(Records)
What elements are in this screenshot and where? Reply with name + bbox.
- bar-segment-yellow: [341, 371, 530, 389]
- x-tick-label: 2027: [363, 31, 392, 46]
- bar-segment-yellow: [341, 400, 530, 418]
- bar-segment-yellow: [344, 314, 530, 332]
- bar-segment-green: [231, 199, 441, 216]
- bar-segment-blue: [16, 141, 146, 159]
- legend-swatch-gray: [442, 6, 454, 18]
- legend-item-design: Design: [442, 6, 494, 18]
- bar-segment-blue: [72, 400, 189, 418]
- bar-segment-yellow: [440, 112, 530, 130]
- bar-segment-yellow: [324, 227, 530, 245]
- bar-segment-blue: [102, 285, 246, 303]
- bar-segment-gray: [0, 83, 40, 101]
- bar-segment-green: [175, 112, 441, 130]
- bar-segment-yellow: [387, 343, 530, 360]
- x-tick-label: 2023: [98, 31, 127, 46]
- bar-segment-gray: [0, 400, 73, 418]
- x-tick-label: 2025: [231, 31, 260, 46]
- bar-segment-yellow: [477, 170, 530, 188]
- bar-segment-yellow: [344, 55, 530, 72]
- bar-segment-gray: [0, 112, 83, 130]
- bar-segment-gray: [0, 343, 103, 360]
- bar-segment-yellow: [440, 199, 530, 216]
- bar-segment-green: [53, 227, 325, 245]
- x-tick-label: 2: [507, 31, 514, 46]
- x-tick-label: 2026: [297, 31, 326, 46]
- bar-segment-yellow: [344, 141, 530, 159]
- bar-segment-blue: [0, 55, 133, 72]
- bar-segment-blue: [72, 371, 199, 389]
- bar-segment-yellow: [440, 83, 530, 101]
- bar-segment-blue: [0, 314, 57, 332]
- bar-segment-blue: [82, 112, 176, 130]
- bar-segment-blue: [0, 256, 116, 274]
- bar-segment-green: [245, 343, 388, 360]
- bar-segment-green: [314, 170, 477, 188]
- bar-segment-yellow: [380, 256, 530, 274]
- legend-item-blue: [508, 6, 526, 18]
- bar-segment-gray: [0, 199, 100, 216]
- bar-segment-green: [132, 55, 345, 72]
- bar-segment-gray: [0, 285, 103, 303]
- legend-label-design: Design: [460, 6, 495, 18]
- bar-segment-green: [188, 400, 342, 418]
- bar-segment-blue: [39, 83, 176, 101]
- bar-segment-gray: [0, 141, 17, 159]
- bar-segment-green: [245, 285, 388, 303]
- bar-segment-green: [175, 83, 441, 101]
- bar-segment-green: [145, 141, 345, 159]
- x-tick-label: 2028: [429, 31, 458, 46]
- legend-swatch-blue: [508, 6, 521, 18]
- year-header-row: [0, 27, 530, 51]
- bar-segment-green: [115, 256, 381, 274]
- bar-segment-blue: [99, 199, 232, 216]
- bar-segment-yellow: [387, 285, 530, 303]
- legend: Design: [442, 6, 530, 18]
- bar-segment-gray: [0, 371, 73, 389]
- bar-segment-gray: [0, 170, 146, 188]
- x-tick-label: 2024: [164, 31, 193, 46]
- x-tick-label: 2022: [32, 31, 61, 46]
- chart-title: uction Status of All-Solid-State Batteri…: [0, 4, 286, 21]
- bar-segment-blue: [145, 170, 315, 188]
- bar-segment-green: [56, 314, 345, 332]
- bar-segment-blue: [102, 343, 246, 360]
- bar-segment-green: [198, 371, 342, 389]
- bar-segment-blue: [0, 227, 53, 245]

◆ **Exercise details**
Write out the listing again, substituting "bar-segment-amber" for each occurrence of "bar-segment-yellow" and leaving everything else unchanged.

◆ **Result of this task**
What elements are in this screenshot and where? Reply with name + bbox.
- bar-segment-amber: [341, 371, 530, 389]
- x-tick-label: 2027: [363, 31, 392, 46]
- bar-segment-amber: [341, 400, 530, 418]
- bar-segment-amber: [344, 314, 530, 332]
- bar-segment-green: [231, 199, 441, 216]
- bar-segment-blue: [16, 141, 146, 159]
- legend-swatch-gray: [442, 6, 454, 18]
- legend-item-design: Design: [442, 6, 494, 18]
- bar-segment-blue: [72, 400, 189, 418]
- bar-segment-amber: [440, 112, 530, 130]
- bar-segment-amber: [324, 227, 530, 245]
- bar-segment-blue: [102, 285, 246, 303]
- bar-segment-gray: [0, 83, 40, 101]
- bar-segment-green: [175, 112, 441, 130]
- bar-segment-amber: [387, 343, 530, 360]
- x-tick-label: 2023: [98, 31, 127, 46]
- bar-segment-gray: [0, 400, 73, 418]
- x-tick-label: 2025: [231, 31, 260, 46]
- bar-segment-amber: [477, 170, 530, 188]
- bar-segment-amber: [344, 55, 530, 72]
- bar-segment-gray: [0, 112, 83, 130]
- bar-segment-gray: [0, 343, 103, 360]
- bar-segment-amber: [440, 199, 530, 216]
- bar-segment-green: [53, 227, 325, 245]
- x-tick-label: 2: [507, 31, 514, 46]
- x-tick-label: 2026: [297, 31, 326, 46]
- bar-segment-amber: [344, 141, 530, 159]
- bar-segment-blue: [0, 55, 133, 72]
- bar-segment-blue: [72, 371, 199, 389]
- bar-segment-amber: [440, 83, 530, 101]
- bar-segment-blue: [0, 314, 57, 332]
- bar-segment-blue: [82, 112, 176, 130]
- bar-segment-blue: [0, 256, 116, 274]
- bar-segment-green: [245, 343, 388, 360]
- bar-segment-green: [314, 170, 477, 188]
- bar-segment-amber: [380, 256, 530, 274]
- legend-item-blue: [508, 6, 526, 18]
- bar-segment-gray: [0, 199, 100, 216]
- bar-segment-green: [132, 55, 345, 72]
- bar-segment-gray: [0, 285, 103, 303]
- legend-label-design: Design: [460, 6, 495, 18]
- bar-segment-green: [188, 400, 342, 418]
- bar-segment-blue: [39, 83, 176, 101]
- bar-segment-gray: [0, 141, 17, 159]
- bar-segment-green: [245, 285, 388, 303]
- bar-segment-green: [175, 83, 441, 101]
- bar-segment-green: [145, 141, 345, 159]
- x-tick-label: 2028: [429, 31, 458, 46]
- legend-swatch-blue: [508, 6, 521, 18]
- year-header-row: [0, 27, 530, 51]
- bar-segment-green: [115, 256, 381, 274]
- bar-segment-blue: [99, 199, 232, 216]
- bar-segment-amber: [387, 285, 530, 303]
- legend: Design: [442, 6, 530, 18]
- bar-segment-gray: [0, 371, 73, 389]
- bar-segment-gray: [0, 170, 146, 188]
- x-tick-label: 2024: [164, 31, 193, 46]
- x-tick-label: 2022: [32, 31, 61, 46]
- chart-title: uction Status of All-Solid-State Batteri…: [0, 4, 286, 21]
- bar-segment-blue: [145, 170, 315, 188]
- bar-segment-green: [56, 314, 345, 332]
- bar-segment-blue: [102, 343, 246, 360]
- bar-segment-green: [198, 371, 342, 389]
- bar-segment-blue: [0, 227, 53, 245]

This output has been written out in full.